▶ **DATA**:
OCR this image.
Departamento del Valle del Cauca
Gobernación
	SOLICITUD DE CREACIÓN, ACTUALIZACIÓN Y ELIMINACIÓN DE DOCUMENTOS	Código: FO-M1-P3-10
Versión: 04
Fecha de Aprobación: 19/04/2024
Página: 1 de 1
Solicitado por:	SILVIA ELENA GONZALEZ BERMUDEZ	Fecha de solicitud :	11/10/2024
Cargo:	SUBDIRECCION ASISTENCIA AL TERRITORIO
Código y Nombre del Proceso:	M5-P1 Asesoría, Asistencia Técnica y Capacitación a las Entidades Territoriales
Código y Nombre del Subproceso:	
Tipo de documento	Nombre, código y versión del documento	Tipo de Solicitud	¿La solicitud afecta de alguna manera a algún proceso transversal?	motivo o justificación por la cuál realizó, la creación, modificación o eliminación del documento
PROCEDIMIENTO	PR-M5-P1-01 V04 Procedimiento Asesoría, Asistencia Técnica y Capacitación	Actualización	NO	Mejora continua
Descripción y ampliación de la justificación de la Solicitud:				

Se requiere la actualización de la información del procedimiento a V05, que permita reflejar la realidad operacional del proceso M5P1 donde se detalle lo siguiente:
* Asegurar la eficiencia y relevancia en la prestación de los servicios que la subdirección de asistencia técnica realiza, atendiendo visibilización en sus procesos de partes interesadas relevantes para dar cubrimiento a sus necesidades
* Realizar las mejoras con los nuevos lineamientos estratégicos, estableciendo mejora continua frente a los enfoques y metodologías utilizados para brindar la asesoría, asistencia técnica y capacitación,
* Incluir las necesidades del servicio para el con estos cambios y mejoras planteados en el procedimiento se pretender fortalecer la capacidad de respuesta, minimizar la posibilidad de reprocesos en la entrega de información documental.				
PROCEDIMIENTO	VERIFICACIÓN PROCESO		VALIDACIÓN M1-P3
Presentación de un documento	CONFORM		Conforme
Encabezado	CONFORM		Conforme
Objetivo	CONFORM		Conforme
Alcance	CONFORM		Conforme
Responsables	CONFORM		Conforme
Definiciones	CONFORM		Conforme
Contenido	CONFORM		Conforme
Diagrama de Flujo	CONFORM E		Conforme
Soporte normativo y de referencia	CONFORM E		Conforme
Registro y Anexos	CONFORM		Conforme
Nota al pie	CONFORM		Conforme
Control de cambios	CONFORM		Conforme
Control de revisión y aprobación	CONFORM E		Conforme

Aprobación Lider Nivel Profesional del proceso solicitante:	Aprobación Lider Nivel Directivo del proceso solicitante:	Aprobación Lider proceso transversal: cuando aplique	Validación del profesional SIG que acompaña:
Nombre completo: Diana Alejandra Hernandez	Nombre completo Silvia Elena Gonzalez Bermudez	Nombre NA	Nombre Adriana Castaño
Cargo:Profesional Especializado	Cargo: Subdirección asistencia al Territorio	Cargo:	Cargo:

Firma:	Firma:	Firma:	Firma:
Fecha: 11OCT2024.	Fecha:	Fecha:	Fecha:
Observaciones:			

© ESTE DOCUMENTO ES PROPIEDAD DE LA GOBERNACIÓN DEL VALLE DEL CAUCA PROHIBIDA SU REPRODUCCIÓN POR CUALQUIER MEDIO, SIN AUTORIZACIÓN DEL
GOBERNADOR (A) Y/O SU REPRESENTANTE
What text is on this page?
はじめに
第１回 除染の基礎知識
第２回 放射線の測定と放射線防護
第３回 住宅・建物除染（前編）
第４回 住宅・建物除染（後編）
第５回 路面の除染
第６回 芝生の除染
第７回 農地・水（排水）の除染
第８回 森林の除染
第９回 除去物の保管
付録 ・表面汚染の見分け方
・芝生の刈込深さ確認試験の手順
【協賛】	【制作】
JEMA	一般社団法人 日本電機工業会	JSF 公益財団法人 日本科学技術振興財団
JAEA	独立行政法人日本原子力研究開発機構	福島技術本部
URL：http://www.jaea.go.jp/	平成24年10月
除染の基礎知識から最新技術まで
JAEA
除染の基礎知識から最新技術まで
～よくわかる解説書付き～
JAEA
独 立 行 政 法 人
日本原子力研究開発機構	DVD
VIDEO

▶ **PROBLEM DETAILS**: Every line from the one holding "What text is on this page?" through the final line of the listing must be echoed exactly; leave out all other lines.

▶ **FINAL ANSWER**:
What text is on this page?
はじめに
第１回 除染の基礎知識
第２回 放射線の測定と放射線防護
第３回 住宅・建物除染（前編）
第４回 住宅・建物除染（後編）
第５回 路面の除染
第６回 芝生の除染
第７回 農地・水（排水）の除染
第８回 森林の除染
第９回 除去物の保管
付録 ・表面汚染の見分け方
・芝生の刈込深さ確認試験の手順
【協賛】	【制作】
JEMA	一般社団法人 日本電機工業会	JSF 公益財団法人 日本科学技術振興財団
JAEA	独立行政法人日本原子力研究開発機構	福島技術本部
URL：http://www.jaea.go.jp/	平成24年10月
除染の基礎知識から最新技術まで
JAEA
除染の基礎知識から最新技術まで
～よくわかる解説書付き～
JAEA
独 立 行 政 法 人
日本原子力研究開発機構	DVD
VIDEO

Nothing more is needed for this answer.